## STATED TASK
Please update the listing below by changing every "district-name" to "district-label" and keeping everything else the same.

Element box listing
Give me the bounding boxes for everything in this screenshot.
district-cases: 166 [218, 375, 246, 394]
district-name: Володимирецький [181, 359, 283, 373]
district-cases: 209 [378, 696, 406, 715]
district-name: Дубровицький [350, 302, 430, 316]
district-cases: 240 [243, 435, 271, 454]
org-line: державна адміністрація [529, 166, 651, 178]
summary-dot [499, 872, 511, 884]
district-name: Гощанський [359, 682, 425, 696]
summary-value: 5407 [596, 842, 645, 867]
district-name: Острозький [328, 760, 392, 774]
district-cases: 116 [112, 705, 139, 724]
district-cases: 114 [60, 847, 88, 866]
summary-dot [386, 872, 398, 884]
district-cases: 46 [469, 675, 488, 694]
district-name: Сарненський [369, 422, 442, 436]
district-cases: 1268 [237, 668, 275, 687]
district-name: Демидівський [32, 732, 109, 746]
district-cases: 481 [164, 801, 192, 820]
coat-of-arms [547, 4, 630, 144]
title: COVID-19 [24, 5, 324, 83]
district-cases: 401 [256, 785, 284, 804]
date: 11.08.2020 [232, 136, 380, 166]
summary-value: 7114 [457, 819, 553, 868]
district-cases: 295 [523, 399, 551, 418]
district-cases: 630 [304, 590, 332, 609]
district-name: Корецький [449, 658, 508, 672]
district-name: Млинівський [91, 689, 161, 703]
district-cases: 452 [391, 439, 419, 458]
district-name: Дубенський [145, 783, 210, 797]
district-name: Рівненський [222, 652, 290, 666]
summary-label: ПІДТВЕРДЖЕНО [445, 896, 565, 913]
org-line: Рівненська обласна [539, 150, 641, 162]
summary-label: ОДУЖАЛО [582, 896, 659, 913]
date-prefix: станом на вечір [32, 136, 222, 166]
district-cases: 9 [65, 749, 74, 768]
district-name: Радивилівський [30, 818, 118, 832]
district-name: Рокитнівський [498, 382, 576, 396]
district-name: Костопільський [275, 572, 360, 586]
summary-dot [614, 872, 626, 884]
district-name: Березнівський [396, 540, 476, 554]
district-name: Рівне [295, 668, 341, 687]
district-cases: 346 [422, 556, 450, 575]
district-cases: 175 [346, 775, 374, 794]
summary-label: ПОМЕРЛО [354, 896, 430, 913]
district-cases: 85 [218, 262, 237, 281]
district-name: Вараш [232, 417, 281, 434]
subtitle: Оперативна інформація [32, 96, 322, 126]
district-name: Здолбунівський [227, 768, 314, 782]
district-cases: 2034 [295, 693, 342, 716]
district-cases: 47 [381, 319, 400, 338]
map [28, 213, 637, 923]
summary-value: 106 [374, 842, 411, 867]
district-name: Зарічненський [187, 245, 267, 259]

## TASK RESULT
Give me the bounding boxes for everything in this screenshot.
district-cases: 166 [218, 375, 246, 394]
district-label: Володимирецький [181, 359, 283, 373]
district-cases: 209 [378, 696, 406, 715]
district-label: Дубровицький [350, 302, 430, 316]
district-cases: 240 [243, 435, 271, 454]
org-line: державна адміністрація [529, 166, 651, 178]
summary-dot [499, 872, 511, 884]
district-label: Гощанський [359, 682, 425, 696]
summary-value: 5407 [596, 842, 645, 867]
district-label: Острозький [328, 760, 392, 774]
district-cases: 116 [112, 705, 139, 724]
district-cases: 114 [60, 847, 88, 866]
summary-dot [386, 872, 398, 884]
district-cases: 46 [469, 675, 488, 694]
district-label: Сарненський [369, 422, 442, 436]
district-cases: 1268 [237, 668, 275, 687]
district-label: Демидівський [32, 732, 109, 746]
district-cases: 481 [164, 801, 192, 820]
coat-of-arms [547, 4, 630, 144]
title: COVID-19 [24, 5, 324, 83]
district-cases: 401 [256, 785, 284, 804]
date: 11.08.2020 [232, 136, 380, 166]
summary-value: 7114 [457, 819, 553, 868]
district-cases: 295 [523, 399, 551, 418]
district-cases: 630 [304, 590, 332, 609]
district-label: Корецький [449, 658, 508, 672]
district-label: Млинівський [91, 689, 161, 703]
district-cases: 452 [391, 439, 419, 458]
district-label: Дубенський [145, 783, 210, 797]
district-label: Рівненський [222, 652, 290, 666]
summary-label: ПІДТВЕРДЖЕНО [445, 896, 565, 913]
org-line: Рівненська обласна [539, 150, 641, 162]
summary-label: ОДУЖАЛО [582, 896, 659, 913]
date-prefix: станом на вечір [32, 136, 222, 166]
district-cases: 9 [65, 749, 74, 768]
district-label: Радивилівський [30, 818, 118, 832]
district-label: Рокитнівський [498, 382, 576, 396]
district-label: Костопільський [275, 572, 360, 586]
summary-dot [614, 872, 626, 884]
district-label: Березнівський [396, 540, 476, 554]
district-label: Рівне [295, 668, 341, 687]
district-cases: 346 [422, 556, 450, 575]
district-cases: 175 [346, 775, 374, 794]
summary-label: ПОМЕРЛО [354, 896, 430, 913]
district-cases: 85 [218, 262, 237, 281]
district-label: Вараш [232, 417, 281, 434]
subtitle: Оперативна інформація [32, 96, 322, 126]
district-label: Здолбунівський [227, 768, 314, 782]
district-cases: 2034 [295, 693, 342, 716]
district-cases: 47 [381, 319, 400, 338]
map [28, 213, 637, 923]
summary-value: 106 [374, 842, 411, 867]
district-label: Зарічненський [187, 245, 267, 259]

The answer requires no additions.